• [TASK GOAL]:
In the entries below, find every line with "Noise" and copy it.

• [EXERCISE INPUT]:
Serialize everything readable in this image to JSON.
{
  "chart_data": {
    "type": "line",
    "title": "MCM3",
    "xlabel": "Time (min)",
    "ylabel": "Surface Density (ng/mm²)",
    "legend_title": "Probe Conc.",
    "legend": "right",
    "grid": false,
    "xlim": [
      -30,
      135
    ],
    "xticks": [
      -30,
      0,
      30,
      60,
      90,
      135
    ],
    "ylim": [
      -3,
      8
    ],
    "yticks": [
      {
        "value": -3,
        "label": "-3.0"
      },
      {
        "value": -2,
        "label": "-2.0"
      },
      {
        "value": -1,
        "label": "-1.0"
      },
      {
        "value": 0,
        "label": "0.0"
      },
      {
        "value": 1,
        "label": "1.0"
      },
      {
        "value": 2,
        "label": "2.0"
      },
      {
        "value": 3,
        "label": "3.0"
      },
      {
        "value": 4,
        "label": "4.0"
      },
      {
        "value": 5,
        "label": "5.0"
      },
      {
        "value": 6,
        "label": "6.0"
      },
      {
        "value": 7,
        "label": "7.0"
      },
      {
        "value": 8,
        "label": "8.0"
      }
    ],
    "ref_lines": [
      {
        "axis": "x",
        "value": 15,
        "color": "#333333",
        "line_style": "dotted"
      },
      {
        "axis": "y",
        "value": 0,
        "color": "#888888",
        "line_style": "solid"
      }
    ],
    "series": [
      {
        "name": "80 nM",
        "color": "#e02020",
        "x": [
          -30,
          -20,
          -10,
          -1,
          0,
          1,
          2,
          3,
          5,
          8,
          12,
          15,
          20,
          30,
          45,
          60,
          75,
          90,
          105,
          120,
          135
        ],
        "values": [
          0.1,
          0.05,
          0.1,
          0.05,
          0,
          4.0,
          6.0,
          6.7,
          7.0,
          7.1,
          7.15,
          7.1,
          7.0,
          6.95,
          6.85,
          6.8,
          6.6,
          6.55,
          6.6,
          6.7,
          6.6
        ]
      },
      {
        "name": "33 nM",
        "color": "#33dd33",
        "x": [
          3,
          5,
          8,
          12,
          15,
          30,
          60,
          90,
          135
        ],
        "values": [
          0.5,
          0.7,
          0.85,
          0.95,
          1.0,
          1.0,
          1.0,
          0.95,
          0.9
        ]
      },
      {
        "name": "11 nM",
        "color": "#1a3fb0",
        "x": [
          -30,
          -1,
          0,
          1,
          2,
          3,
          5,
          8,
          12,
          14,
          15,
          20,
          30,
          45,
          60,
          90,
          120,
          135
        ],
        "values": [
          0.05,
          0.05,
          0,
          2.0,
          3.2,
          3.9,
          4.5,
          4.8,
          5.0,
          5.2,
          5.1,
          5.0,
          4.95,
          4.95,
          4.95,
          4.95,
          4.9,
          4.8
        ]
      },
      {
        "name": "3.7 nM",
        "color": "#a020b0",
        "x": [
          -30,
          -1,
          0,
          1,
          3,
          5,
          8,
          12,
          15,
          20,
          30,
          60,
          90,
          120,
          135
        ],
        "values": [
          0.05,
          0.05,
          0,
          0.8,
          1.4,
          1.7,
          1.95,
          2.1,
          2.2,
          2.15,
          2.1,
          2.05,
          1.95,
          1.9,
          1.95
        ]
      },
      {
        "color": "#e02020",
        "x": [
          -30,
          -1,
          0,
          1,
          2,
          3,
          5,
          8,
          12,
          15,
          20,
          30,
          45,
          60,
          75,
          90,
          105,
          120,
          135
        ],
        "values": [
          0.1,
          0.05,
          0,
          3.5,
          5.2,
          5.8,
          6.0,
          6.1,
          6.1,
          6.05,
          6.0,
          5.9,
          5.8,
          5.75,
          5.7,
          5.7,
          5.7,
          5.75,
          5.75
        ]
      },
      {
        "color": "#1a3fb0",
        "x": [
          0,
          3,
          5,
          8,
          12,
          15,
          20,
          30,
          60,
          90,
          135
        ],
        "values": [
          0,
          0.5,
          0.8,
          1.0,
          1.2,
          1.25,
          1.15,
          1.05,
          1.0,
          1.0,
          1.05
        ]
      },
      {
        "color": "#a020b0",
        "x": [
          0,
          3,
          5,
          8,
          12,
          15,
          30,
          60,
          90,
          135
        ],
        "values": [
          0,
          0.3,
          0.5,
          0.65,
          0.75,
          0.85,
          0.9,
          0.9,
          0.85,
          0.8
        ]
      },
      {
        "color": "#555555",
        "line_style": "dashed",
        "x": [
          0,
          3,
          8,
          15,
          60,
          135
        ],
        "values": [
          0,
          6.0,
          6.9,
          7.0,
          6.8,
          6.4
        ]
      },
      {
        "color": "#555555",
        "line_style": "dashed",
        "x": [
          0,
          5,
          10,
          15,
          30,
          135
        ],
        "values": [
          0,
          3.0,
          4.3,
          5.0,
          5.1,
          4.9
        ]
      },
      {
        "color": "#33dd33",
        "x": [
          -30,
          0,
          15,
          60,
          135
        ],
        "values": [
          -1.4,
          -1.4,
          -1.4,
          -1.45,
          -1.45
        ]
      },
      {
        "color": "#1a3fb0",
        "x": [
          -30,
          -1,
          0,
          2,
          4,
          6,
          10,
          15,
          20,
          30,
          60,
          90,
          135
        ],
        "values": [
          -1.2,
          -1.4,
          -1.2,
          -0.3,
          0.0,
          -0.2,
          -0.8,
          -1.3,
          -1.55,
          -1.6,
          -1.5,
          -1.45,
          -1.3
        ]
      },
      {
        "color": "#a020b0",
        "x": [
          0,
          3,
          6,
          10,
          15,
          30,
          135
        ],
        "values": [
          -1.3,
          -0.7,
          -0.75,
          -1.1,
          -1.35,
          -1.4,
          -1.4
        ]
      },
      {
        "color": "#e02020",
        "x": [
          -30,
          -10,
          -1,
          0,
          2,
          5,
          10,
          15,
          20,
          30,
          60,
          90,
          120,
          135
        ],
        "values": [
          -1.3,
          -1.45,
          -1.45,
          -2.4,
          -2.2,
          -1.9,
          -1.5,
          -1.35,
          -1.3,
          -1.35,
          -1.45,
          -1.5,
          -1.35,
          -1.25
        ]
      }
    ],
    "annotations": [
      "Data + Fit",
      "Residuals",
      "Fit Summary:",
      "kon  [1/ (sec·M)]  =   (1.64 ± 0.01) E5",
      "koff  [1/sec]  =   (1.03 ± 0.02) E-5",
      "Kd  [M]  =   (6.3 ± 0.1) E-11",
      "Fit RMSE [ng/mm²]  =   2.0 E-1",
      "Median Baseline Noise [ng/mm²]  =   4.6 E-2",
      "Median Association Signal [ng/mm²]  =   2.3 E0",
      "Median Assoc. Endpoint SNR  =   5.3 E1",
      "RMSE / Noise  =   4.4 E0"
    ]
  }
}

• [RESPONSE]:
      "Median Baseline Noise [ng/mm²]  =   4.6 E-2",
      "RMSE / Noise  =   4.4 E0"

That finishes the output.